Data entries —
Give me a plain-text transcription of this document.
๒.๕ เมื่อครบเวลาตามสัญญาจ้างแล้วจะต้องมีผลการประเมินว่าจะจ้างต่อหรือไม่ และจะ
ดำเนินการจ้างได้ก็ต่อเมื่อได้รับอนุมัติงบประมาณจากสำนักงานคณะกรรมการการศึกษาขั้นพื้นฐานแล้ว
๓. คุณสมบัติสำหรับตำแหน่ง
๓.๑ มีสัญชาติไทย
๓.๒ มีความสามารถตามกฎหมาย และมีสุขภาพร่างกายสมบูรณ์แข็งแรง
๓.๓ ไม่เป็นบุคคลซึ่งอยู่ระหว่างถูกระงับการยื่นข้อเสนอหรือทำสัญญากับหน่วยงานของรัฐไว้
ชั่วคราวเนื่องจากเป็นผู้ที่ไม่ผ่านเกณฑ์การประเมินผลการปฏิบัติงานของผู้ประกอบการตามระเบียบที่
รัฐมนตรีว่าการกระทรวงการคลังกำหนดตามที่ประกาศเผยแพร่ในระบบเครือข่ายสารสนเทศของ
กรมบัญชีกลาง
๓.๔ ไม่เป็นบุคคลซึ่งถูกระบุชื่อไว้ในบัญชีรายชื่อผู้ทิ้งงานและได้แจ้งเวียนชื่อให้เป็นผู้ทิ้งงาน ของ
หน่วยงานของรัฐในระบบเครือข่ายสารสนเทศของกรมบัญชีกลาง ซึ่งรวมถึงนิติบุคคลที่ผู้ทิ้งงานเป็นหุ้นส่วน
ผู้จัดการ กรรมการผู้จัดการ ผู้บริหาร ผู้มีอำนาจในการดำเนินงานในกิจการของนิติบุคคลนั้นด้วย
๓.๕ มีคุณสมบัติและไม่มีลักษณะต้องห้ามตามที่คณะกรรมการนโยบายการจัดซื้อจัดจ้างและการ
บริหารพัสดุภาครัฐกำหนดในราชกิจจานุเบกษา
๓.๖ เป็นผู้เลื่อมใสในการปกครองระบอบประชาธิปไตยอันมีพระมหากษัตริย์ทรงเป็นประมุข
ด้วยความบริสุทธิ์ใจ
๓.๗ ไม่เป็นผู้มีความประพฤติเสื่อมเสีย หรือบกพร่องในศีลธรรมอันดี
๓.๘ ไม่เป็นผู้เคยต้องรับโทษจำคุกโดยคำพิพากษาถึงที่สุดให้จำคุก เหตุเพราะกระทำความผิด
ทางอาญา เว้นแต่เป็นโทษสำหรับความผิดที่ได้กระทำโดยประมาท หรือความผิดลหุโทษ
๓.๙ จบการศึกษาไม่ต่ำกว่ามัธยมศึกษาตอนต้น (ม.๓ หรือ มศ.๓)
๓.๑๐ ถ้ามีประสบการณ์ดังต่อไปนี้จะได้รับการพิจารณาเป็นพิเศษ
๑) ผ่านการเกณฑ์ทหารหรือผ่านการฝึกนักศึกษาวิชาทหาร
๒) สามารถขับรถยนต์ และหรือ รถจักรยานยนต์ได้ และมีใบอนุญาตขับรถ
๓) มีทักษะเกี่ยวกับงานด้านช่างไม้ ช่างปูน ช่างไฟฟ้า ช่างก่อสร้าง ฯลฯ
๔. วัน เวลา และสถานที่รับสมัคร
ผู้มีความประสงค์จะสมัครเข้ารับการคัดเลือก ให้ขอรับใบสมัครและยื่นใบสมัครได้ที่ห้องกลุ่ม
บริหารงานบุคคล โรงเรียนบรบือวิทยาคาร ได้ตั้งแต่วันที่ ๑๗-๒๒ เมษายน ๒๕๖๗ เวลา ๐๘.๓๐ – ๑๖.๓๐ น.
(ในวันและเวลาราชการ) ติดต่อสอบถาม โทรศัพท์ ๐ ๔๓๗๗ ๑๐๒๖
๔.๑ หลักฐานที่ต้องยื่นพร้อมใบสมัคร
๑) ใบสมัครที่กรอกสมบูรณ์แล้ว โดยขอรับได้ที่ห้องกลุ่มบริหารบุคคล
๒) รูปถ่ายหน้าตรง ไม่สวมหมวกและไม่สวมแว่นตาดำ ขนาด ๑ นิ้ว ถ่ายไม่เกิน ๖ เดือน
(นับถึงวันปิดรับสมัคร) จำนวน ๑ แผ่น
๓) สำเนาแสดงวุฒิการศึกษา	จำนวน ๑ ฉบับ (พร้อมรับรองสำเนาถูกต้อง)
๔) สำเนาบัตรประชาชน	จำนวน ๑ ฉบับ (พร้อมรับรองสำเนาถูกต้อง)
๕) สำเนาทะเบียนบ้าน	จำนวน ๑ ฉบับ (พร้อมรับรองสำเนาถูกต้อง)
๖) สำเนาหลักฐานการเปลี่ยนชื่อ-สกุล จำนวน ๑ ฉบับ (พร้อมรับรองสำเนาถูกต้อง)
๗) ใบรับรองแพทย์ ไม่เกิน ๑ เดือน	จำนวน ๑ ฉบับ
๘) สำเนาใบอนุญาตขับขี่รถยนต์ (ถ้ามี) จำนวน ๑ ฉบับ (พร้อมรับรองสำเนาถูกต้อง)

Directions for this task —
Write out the data exactly as it stands.

Complete output —
Give me a plain-text transcription of this document.
๒.๕ เมื่อครบเวลาตามสัญญาจ้างแล้วจะต้องมีผลการประเมินว่าจะจ้างต่อหรือไม่ และจะ
ดำเนินการจ้างได้ก็ต่อเมื่อได้รับอนุมัติงบประมาณจากสำนักงานคณะกรรมการการศึกษาขั้นพื้นฐานแล้ว
๓. คุณสมบัติสำหรับตำแหน่ง
๓.๑ มีสัญชาติไทย
๓.๒ มีความสามารถตามกฎหมาย และมีสุขภาพร่างกายสมบูรณ์แข็งแรง
๓.๓ ไม่เป็นบุคคลซึ่งอยู่ระหว่างถูกระงับการยื่นข้อเสนอหรือทำสัญญากับหน่วยงานของรัฐไว้
ชั่วคราวเนื่องจากเป็นผู้ที่ไม่ผ่านเกณฑ์การประเมินผลการปฏิบัติงานของผู้ประกอบการตามระเบียบที่
รัฐมนตรีว่าการกระทรวงการคลังกำหนดตามที่ประกาศเผยแพร่ในระบบเครือข่ายสารสนเทศของ
กรมบัญชีกลาง
๓.๔ ไม่เป็นบุคคลซึ่งถูกระบุชื่อไว้ในบัญชีรายชื่อผู้ทิ้งงานและได้แจ้งเวียนชื่อให้เป็นผู้ทิ้งงาน ของ
หน่วยงานของรัฐในระบบเครือข่ายสารสนเทศของกรมบัญชีกลาง ซึ่งรวมถึงนิติบุคคลที่ผู้ทิ้งงานเป็นหุ้นส่วน
ผู้จัดการ กรรมการผู้จัดการ ผู้บริหาร ผู้มีอำนาจในการดำเนินงานในกิจการของนิติบุคคลนั้นด้วย
๓.๕ มีคุณสมบัติและไม่มีลักษณะต้องห้ามตามที่คณะกรรมการนโยบายการจัดซื้อจัดจ้างและการ
บริหารพัสดุภาครัฐกำหนดในราชกิจจานุเบกษา
๓.๖ เป็นผู้เลื่อมใสในการปกครองระบอบประชาธิปไตยอันมีพระมหากษัตริย์ทรงเป็นประมุข
ด้วยความบริสุทธิ์ใจ
๓.๗ ไม่เป็นผู้มีความประพฤติเสื่อมเสีย หรือบกพร่องในศีลธรรมอันดี
๓.๘ ไม่เป็นผู้เคยต้องรับโทษจำคุกโดยคำพิพากษาถึงที่สุดให้จำคุก เหตุเพราะกระทำความผิด
ทางอาญา เว้นแต่เป็นโทษสำหรับความผิดที่ได้กระทำโดยประมาท หรือความผิดลหุโทษ
๓.๙ จบการศึกษาไม่ต่ำกว่ามัธยมศึกษาตอนต้น (ม.๓ หรือ มศ.๓)
๓.๑๐ ถ้ามีประสบการณ์ดังต่อไปนี้จะได้รับการพิจารณาเป็นพิเศษ
๑) ผ่านการเกณฑ์ทหารหรือผ่านการฝึกนักศึกษาวิชาทหาร
๒) สามารถขับรถยนต์ และหรือ รถจักรยานยนต์ได้ และมีใบอนุญาตขับรถ
๓) มีทักษะเกี่ยวกับงานด้านช่างไม้ ช่างปูน ช่างไฟฟ้า ช่างก่อสร้าง ฯลฯ
๔. วัน เวลา และสถานที่รับสมัคร
ผู้มีความประสงค์จะสมัครเข้ารับการคัดเลือก ให้ขอรับใบสมัครและยื่นใบสมัครได้ที่ห้องกลุ่ม
บริหารงานบุคคล โรงเรียนบรบือวิทยาคาร ได้ตั้งแต่วันที่ ๑๗-๒๒ เมษายน ๒๕๖๗ เวลา ๐๘.๓๐ – ๑๖.๓๐ น.
(ในวันและเวลาราชการ) ติดต่อสอบถาม โทรศัพท์ ๐ ๔๓๗๗ ๑๐๒๖
๔.๑ หลักฐานที่ต้องยื่นพร้อมใบสมัคร
๑) ใบสมัครที่กรอกสมบูรณ์แล้ว โดยขอรับได้ที่ห้องกลุ่มบริหารบุคคล
๒) รูปถ่ายหน้าตรง ไม่สวมหมวกและไม่สวมแว่นตาดำ ขนาด ๑ นิ้ว ถ่ายไม่เกิน ๖ เดือน
(นับถึงวันปิดรับสมัคร) จำนวน ๑ แผ่น
๓) สำเนาแสดงวุฒิการศึกษา	จำนวน ๑ ฉบับ (พร้อมรับรองสำเนาถูกต้อง)
๔) สำเนาบัตรประชาชน	จำนวน ๑ ฉบับ (พร้อมรับรองสำเนาถูกต้อง)
๕) สำเนาทะเบียนบ้าน	จำนวน ๑ ฉบับ (พร้อมรับรองสำเนาถูกต้อง)
๖) สำเนาหลักฐานการเปลี่ยนชื่อ-สกุล จำนวน ๑ ฉบับ (พร้อมรับรองสำเนาถูกต้อง)
๗) ใบรับรองแพทย์ ไม่เกิน ๑ เดือน	จำนวน ๑ ฉบับ
๘) สำเนาใบอนุญาตขับขี่รถยนต์ (ถ้ามี) จำนวน ๑ ฉบับ (พร้อมรับรองสำเนาถูกต้อง)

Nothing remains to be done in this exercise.